-- ÉNONCÉ --
D'après le texte à lire, à quelle date l'ordonnance de clôture est-elle intervenue ?

-- TEXTE À LIRE --

◇ ◇ ◇ ◇

Au soutien de ses prétentions, la SARL KELBONGOO fait valoir que des travaux destinés à réduire les bruits du commerce ont été réalisés en 2014 au moment de l’aménagement, et notamment l’acquisition d’un groupe froid haut de gamme conçu spécifiquement pour répondre aux problèmes acoustiques en milieu urbain, puis pour répondre aux demandes de Mme X, notamment le déplacement du groupe froid dans un couloir sans fenêtre pour éviter toute remontée de bruit par la cour de l’immeuble moyennant un prix de 1 906,08 euros ou le 19 juin 2014, le coffrage du groupe froid pour un montant de 377,16 euros et 60 euros de pose.

L’intimée fait valoir que Mme X, en refusant la proposition d’intervention d’un expert acoustique au profit d’un expert judiciaire démontre sa mauvaise foi, en ce qu’elle a empêché la SARL KELBONGOO de faire la preuve de l’absence de nuisances sonores et alors même que la plainte qu’elle avait déposé à ce sujet avait été classée sans suite.

L’intimée relève que de nombreuses informations obligatoires sont absentes des rapports de mesurage sonore les rendant non probants.

La SARL KELBONGOO affirme que le groupe froid est relié à un thermostat qui contrôle sa température lui permettant de ne pas être en fonctionnement en continu, la machine étant le plus souvent éteinte la nuit où la température est moins susceptible de varier.

L’intimée affirme que le bruit produit par le commerce n’excède pas le trouble normal de voisinage et conteste la demande en dommages et intérêts de l’appelante qui ne justifie pas de son calcul de l’indemnité demandée de 10 000 euros et ne rapporte pas la preuve d’un préjudice.

Pour un plus ample exposé des faits, moyens et prétentions des parties, il est renvoyé aux écritures de celles-ci, conformément à l’article 455 du code de procédure civile.

L’ordonnance de clôture est intervenue le 15 janvier 2019.

SUR CE,

1- Par acte sous seing privé en date du 15 octobre 2013, la société KELBONGOO avait acquis le droit au bail du local situé au rez-de-chaussée de l’immeuble ainsi que l’ensemble des aménagements, en ce compris une chambre froide.

◇ ◇ ◇ ◇

-- DONNÉES FOURNIES --
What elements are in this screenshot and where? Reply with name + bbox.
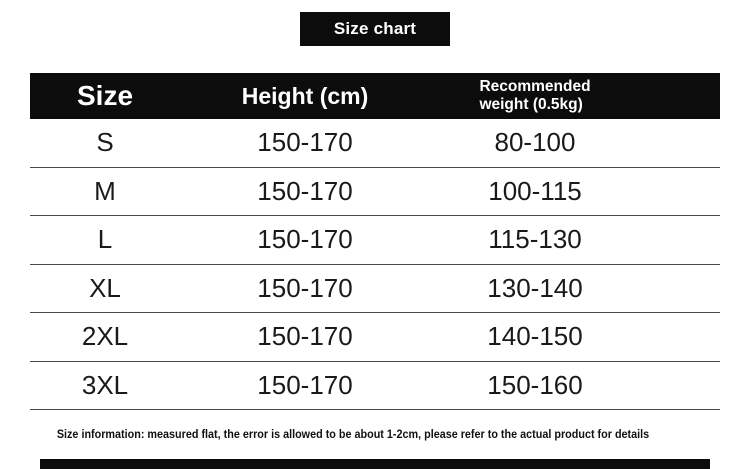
header-cell-height: Height (cm) (241, 82, 369, 109)
height-cell: 150-170 (257, 272, 353, 303)
table-row: XL 150-170 130-140 (30, 265, 720, 313)
size-cell: L (97, 224, 113, 255)
header-cell-weight: Recommended weight (0.5kg) (430, 78, 640, 114)
table-header-row: Size Height (cm) Recommended weight (0.5… (30, 73, 720, 119)
height-cell: 150-170 (257, 369, 353, 400)
size-chart-title-badge: Size chart (300, 12, 450, 46)
size-cell: XL (89, 272, 121, 303)
weight-cell: 130-140 (487, 272, 583, 303)
header-weight-line2: weight (0.5kg) (479, 96, 583, 113)
weight-cell: 100-115 (488, 175, 582, 206)
table-row: 2XL 150-170 140-150 (30, 313, 720, 362)
weight-cell: 150-160 (487, 369, 583, 400)
size-cell: 3XL (81, 369, 129, 400)
size-table: Size Height (cm) Recommended weight (0.5… (30, 73, 720, 410)
size-information-footnote: Size information: measured flat, the err… (56, 427, 650, 441)
table-row: 3XL 150-170 150-160 (30, 362, 720, 410)
height-cell: 150-170 (257, 127, 353, 158)
table-row: L 150-170 115-130 (30, 216, 720, 265)
header-weight-line1: Recommended (479, 78, 591, 96)
weight-cell: 80-100 (494, 127, 576, 158)
height-cell: 150-170 (257, 321, 353, 352)
size-cell: M (94, 175, 116, 206)
table-row: M 150-170 100-115 (30, 168, 720, 216)
table-row: S 150-170 80-100 (30, 119, 720, 168)
height-cell: 150-170 (257, 224, 353, 255)
weight-cell: 140-150 (487, 321, 583, 352)
bottom-section-band (40, 459, 710, 469)
size-cell: 2XL (81, 321, 129, 352)
weight-cell: 115-130 (488, 224, 582, 255)
size-cell: S (96, 127, 114, 158)
header-cell-size: Size (76, 80, 134, 111)
height-cell: 150-170 (257, 175, 353, 206)
title-badge-wrapper: Size chart (0, 0, 750, 46)
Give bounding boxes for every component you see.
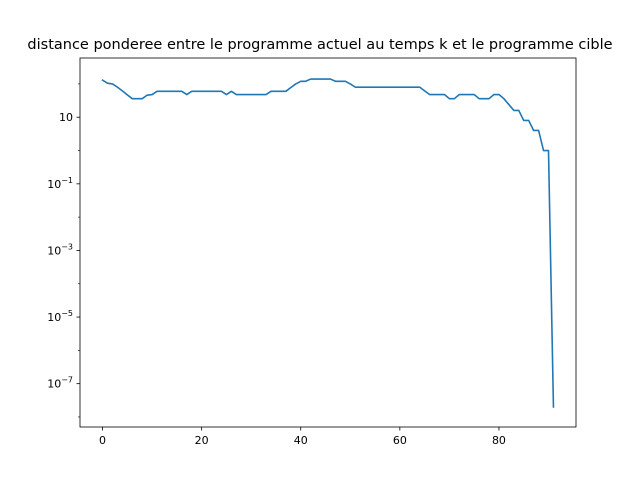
x-tick-label: 20: [195, 434, 209, 447]
x-tick-label: 60: [393, 434, 407, 447]
y-tick-label-base: 10: [59, 111, 73, 124]
y-tick-label: 10−5: [47, 309, 73, 324]
y-tick-label: 10−1: [47, 176, 73, 191]
y-tick-label-exponent: −7: [61, 376, 73, 385]
x-tick-label: 40: [294, 434, 308, 447]
y-tick-label-base: 10: [47, 311, 61, 324]
series-line: [101, 78, 555, 408]
x-tick-label: 0: [99, 434, 106, 447]
y-tick-label-exponent: −3: [61, 242, 73, 251]
y-tick-label: 10−7: [47, 376, 73, 391]
x-tick-label: 80: [492, 434, 506, 447]
y-tick-label-base: 10: [47, 178, 61, 191]
y-tick-label-base: 10: [47, 378, 61, 391]
y-tick-label: 10: [59, 111, 73, 124]
y-axis-ticks: 10−710−510−310−110: [47, 83, 80, 418]
axes-frame: [79, 57, 577, 428]
y-tick-label-exponent: −1: [61, 176, 73, 185]
chart-title: distance ponderee entre le programme act…: [27, 37, 612, 53]
y-tick-label-base: 10: [47, 244, 61, 257]
y-tick-label-exponent: −5: [61, 309, 73, 318]
plot-area: 0 20 40 60 80 10−710−510−310−110: [47, 57, 577, 447]
x-axis-ticks: 0 20 40 60 80: [99, 427, 506, 447]
y-tick-label: 10−3: [47, 242, 73, 257]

◇ ◇ ◇ ◇

-- SOLUTION --
Le 15 janvier 2019.